AVAILABLE RECORDS
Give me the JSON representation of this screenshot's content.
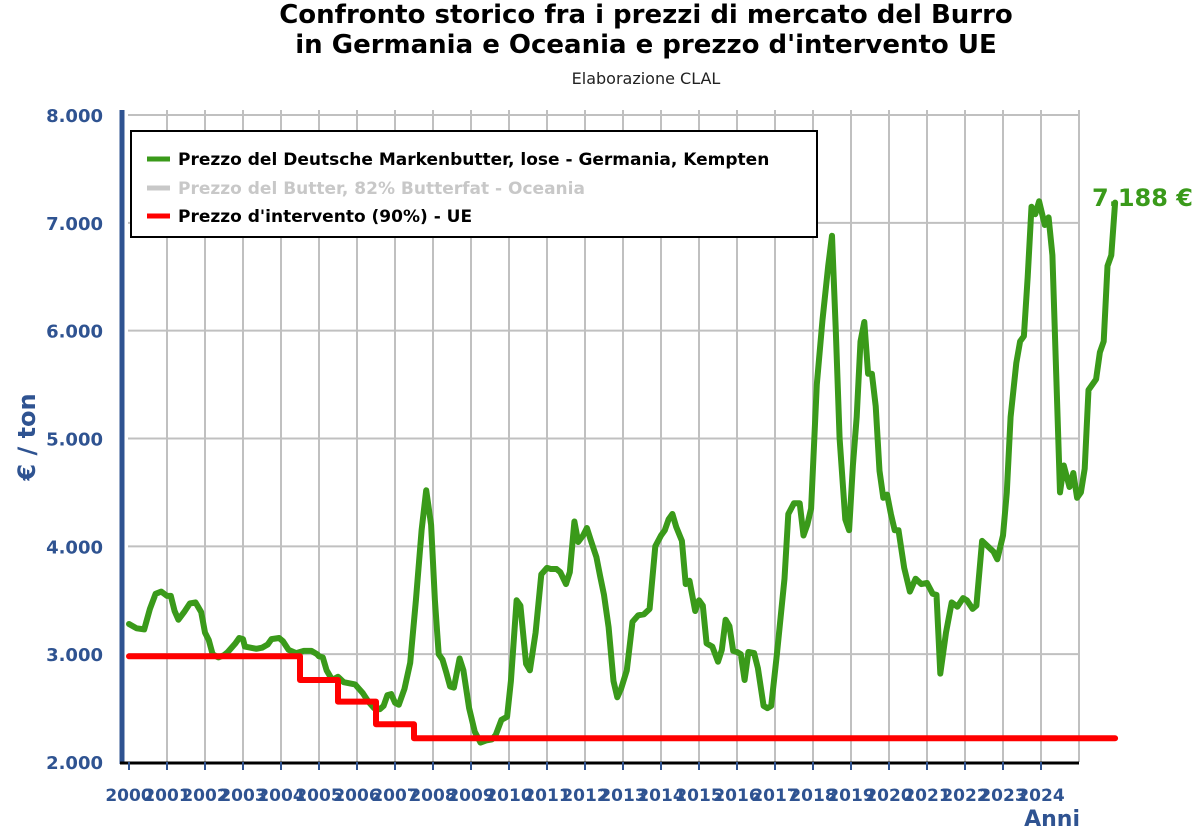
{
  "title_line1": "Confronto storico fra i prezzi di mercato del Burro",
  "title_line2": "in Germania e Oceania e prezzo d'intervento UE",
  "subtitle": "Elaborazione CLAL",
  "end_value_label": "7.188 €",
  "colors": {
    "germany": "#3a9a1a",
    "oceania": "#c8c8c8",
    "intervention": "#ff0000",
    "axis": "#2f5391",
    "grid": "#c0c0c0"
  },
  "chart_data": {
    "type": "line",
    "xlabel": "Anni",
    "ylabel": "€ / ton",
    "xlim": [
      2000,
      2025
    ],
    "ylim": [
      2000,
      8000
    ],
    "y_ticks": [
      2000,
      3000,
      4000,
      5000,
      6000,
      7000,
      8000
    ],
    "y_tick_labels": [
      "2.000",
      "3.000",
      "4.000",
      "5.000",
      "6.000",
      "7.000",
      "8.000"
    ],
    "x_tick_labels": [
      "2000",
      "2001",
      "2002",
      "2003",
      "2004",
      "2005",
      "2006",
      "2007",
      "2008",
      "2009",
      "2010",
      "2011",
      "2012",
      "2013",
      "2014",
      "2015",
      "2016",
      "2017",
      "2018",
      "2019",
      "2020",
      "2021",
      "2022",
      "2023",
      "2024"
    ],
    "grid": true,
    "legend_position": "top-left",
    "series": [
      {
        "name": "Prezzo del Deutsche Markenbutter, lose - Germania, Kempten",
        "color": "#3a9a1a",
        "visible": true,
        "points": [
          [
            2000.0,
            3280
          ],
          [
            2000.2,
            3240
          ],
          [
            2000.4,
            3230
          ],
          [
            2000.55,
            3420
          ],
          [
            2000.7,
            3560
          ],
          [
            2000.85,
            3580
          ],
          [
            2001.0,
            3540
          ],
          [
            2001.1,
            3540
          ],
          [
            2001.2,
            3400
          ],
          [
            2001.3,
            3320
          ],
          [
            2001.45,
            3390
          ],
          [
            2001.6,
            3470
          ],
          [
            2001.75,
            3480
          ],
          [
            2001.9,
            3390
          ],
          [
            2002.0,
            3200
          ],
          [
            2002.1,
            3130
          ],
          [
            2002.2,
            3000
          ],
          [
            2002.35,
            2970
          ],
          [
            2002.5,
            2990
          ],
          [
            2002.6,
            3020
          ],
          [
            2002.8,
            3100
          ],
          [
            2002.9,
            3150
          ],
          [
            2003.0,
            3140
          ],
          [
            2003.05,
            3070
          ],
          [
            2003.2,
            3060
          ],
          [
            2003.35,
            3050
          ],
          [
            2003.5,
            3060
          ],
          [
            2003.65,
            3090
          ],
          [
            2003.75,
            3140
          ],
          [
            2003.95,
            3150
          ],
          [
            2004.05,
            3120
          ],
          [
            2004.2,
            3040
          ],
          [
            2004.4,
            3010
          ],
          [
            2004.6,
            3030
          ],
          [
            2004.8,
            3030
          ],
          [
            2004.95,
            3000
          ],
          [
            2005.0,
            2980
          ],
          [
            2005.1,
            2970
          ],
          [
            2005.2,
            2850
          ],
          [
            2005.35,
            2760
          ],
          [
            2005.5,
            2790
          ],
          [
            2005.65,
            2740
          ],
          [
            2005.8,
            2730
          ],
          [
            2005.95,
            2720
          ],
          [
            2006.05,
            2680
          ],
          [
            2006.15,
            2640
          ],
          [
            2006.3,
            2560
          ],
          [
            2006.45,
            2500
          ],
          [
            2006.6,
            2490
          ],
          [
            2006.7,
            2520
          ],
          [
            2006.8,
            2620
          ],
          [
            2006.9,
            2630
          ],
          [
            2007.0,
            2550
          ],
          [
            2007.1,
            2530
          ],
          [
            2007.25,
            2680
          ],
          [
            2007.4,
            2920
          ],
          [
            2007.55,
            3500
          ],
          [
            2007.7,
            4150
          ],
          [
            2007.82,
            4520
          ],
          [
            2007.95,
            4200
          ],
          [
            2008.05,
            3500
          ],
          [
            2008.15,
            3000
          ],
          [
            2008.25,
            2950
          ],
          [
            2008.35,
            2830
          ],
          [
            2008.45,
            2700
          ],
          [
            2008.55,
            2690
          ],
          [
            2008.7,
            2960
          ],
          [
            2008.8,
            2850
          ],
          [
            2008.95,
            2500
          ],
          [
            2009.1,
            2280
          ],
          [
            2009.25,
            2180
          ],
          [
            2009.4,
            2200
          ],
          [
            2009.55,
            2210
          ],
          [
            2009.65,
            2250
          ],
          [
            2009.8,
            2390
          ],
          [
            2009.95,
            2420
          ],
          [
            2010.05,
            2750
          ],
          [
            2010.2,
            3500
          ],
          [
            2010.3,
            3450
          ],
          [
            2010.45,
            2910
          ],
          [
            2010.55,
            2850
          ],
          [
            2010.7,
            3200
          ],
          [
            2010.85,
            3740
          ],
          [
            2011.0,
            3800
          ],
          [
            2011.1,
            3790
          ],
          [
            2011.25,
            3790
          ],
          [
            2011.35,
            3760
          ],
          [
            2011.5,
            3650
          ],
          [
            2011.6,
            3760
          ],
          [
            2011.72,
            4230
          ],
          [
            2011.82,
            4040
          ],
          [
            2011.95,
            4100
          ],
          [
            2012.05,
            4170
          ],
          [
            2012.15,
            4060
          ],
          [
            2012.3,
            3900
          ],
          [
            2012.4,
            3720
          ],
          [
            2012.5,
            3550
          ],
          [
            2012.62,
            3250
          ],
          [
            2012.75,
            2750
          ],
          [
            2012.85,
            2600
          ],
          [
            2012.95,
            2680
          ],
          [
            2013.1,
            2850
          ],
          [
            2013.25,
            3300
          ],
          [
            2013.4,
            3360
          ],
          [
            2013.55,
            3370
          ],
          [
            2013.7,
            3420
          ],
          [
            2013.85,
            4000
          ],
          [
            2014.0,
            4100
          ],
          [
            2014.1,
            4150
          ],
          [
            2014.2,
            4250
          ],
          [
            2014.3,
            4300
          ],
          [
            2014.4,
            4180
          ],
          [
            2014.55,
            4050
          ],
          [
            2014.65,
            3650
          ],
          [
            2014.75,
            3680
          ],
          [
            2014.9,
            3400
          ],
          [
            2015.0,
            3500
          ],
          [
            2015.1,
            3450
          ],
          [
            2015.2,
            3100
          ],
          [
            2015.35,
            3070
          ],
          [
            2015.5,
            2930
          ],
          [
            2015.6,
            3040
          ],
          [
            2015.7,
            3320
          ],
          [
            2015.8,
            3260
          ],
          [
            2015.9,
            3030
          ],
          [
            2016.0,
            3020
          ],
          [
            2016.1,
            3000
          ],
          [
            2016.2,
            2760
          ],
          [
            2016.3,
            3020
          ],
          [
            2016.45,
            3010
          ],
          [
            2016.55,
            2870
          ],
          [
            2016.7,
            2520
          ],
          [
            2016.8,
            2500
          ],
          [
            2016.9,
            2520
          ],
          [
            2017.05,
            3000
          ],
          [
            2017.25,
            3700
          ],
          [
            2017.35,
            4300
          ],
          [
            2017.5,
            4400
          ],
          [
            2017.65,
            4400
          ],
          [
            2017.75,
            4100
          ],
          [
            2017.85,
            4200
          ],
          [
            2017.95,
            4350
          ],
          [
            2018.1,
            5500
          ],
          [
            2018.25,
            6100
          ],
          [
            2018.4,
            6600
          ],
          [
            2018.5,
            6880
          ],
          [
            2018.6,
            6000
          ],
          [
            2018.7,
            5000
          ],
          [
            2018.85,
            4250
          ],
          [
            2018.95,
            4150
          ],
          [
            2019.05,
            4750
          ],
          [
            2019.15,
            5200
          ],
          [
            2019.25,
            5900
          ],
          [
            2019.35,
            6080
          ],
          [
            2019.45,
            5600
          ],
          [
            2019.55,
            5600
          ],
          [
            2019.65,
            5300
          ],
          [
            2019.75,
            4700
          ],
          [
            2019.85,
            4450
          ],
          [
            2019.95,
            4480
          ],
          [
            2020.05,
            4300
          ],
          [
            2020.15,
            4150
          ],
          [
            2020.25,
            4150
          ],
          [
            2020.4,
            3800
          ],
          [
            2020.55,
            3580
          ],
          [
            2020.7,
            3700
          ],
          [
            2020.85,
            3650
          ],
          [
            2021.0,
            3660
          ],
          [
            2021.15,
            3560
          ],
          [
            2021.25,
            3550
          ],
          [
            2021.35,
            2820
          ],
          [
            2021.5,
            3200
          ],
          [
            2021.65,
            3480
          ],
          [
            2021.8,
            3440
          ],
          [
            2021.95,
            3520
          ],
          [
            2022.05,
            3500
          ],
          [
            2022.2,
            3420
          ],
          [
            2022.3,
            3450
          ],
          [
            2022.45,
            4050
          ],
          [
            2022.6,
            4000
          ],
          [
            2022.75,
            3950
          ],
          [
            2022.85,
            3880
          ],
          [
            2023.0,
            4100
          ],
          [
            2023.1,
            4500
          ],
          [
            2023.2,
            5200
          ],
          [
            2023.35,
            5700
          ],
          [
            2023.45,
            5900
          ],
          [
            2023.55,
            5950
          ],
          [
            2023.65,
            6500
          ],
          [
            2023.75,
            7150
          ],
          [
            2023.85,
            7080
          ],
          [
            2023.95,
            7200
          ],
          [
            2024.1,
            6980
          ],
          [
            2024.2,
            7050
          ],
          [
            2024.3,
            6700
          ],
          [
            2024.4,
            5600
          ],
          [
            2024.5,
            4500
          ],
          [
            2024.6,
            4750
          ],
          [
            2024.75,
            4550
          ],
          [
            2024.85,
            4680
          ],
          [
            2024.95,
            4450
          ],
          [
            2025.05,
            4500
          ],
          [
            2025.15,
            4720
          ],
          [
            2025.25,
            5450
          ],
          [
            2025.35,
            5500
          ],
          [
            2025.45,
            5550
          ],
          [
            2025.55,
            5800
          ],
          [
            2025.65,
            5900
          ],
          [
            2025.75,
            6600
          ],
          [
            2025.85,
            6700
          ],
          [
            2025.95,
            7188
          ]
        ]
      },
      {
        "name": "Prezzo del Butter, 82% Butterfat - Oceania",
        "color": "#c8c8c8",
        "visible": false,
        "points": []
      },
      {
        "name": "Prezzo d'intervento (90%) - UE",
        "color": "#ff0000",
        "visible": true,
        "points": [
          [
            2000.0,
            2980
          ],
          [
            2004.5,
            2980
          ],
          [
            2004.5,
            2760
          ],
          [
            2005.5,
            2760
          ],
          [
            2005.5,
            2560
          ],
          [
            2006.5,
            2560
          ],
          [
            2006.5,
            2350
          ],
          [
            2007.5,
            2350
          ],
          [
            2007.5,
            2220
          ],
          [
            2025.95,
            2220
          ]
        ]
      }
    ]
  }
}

YOUR INSTRUCTIONS
Pick out every line of the listing containing the word "name", and show those lines.

THE RESPONSE
        "name": "Prezzo del Deutsche Markenbutter, lose - Germania, Kempten",
        "name": "Prezzo del Butter, 82% Butterfat - Oceania",
        "name": "Prezzo d'intervento (90%) - UE",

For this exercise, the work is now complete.